#### EXERCISE DESCRIPTION:
All of the data must be printed exactly; please include every line.

-- START --

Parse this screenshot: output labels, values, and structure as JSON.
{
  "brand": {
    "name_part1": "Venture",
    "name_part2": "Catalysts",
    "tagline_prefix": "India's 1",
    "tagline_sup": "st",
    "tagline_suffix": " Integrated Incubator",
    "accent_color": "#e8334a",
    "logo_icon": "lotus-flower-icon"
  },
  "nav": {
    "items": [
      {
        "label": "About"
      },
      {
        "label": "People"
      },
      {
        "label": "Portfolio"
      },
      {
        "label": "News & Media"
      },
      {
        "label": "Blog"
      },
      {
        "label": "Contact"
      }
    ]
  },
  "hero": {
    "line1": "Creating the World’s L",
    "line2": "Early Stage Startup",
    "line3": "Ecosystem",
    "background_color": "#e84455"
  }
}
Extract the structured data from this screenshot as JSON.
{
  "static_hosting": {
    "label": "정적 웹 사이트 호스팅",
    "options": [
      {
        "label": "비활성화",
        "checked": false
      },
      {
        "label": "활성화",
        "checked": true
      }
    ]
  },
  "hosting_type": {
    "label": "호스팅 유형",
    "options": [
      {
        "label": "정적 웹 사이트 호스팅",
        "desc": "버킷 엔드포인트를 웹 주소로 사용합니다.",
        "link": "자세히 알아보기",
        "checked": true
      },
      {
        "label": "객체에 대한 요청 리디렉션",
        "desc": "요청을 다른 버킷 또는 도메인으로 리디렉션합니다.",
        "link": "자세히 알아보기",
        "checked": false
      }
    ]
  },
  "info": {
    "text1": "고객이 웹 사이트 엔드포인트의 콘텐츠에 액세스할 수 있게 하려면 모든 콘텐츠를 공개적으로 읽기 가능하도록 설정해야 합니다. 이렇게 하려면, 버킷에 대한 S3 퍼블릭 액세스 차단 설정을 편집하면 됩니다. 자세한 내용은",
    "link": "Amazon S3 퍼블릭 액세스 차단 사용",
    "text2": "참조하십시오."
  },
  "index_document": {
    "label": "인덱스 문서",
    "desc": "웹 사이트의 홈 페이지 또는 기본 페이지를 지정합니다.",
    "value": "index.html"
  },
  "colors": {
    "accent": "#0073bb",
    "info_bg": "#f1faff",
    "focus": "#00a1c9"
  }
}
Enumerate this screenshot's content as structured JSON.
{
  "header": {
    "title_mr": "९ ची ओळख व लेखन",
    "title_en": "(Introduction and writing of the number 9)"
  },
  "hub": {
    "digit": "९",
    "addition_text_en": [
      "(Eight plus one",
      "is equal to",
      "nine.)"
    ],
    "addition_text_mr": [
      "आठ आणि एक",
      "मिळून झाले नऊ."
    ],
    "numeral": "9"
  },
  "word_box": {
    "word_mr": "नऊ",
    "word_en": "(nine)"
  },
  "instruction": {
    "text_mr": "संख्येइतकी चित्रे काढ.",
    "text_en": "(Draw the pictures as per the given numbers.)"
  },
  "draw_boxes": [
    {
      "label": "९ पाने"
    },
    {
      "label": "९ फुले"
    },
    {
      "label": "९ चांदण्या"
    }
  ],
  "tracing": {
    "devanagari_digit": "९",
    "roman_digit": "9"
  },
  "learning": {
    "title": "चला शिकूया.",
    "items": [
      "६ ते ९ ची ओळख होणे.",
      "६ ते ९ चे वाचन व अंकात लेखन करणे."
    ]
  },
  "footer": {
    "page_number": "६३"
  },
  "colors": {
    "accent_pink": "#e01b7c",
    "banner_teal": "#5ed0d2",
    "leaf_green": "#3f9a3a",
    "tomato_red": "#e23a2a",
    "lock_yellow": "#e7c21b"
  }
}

-- END --

#### WORKED SOLUTION:
Parse this screenshot: output labels, values, and structure as JSON.
{
  "brand": {
    "name_part1": "Venture",
    "name_part2": "Catalysts",
    "tagline_prefix": "India's 1",
    "tagline_sup": "st",
    "tagline_suffix": " Integrated Incubator",
    "accent_color": "#e8334a",
    "logo_icon": "lotus-flower-icon"
  },
  "nav": {
    "items": [
      {
        "label": "About"
      },
      {
        "label": "People"
      },
      {
        "label": "Portfolio"
      },
      {
        "label": "News & Media"
      },
      {
        "label": "Blog"
      },
      {
        "label": "Contact"
      }
    ]
  },
  "hero": {
    "line1": "Creating the World’s L",
    "line2": "Early Stage Startup",
    "line3": "Ecosystem",
    "background_color": "#e84455"
  }
}
Extract the structured data from this screenshot as JSON.
{
  "static_hosting": {
    "label": "정적 웹 사이트 호스팅",
    "options": [
      {
        "label": "비활성화",
        "checked": false
      },
      {
        "label": "활성화",
        "checked": true
      }
    ]
  },
  "hosting_type": {
    "label": "호스팅 유형",
    "options": [
      {
        "label": "정적 웹 사이트 호스팅",
        "desc": "버킷 엔드포인트를 웹 주소로 사용합니다.",
        "link": "자세히 알아보기",
        "checked": true
      },
      {
        "label": "객체에 대한 요청 리디렉션",
        "desc": "요청을 다른 버킷 또는 도메인으로 리디렉션합니다.",
        "link": "자세히 알아보기",
        "checked": false
      }
    ]
  },
  "info": {
    "text1": "고객이 웹 사이트 엔드포인트의 콘텐츠에 액세스할 수 있게 하려면 모든 콘텐츠를 공개적으로 읽기 가능하도록 설정해야 합니다. 이렇게 하려면, 버킷에 대한 S3 퍼블릭 액세스 차단 설정을 편집하면 됩니다. 자세한 내용은",
    "link": "Amazon S3 퍼블릭 액세스 차단 사용",
    "text2": "참조하십시오."
  },
  "index_document": {
    "label": "인덱스 문서",
    "desc": "웹 사이트의 홈 페이지 또는 기본 페이지를 지정합니다.",
    "value": "index.html"
  },
  "colors": {
    "accent": "#0073bb",
    "info_bg": "#f1faff",
    "focus": "#00a1c9"
  }
}
Enumerate this screenshot's content as structured JSON.
{
  "header": {
    "title_mr": "९ ची ओळख व लेखन",
    "title_en": "(Introduction and writing of the number 9)"
  },
  "hub": {
    "digit": "९",
    "addition_text_en": [
      "(Eight plus one",
      "is equal to",
      "nine.)"
    ],
    "addition_text_mr": [
      "आठ आणि एक",
      "मिळून झाले नऊ."
    ],
    "numeral": "9"
  },
  "word_box": {
    "word_mr": "नऊ",
    "word_en": "(nine)"
  },
  "instruction": {
    "text_mr": "संख्येइतकी चित्रे काढ.",
    "text_en": "(Draw the pictures as per the given numbers.)"
  },
  "draw_boxes": [
    {
      "label": "९ पाने"
    },
    {
      "label": "९ फुले"
    },
    {
      "label": "९ चांदण्या"
    }
  ],
  "tracing": {
    "devanagari_digit": "९",
    "roman_digit": "9"
  },
  "learning": {
    "title": "चला शिकूया.",
    "items": [
      "६ ते ९ ची ओळख होणे.",
      "६ ते ९ चे वाचन व अंकात लेखन करणे."
    ]
  },
  "footer": {
    "page_number": "६३"
  },
  "colors": {
    "accent_pink": "#e01b7c",
    "banner_teal": "#5ed0d2",
    "leaf_green": "#3f9a3a",
    "tomato_red": "#e23a2a",
    "lock_yellow": "#e7c21b"
  }
}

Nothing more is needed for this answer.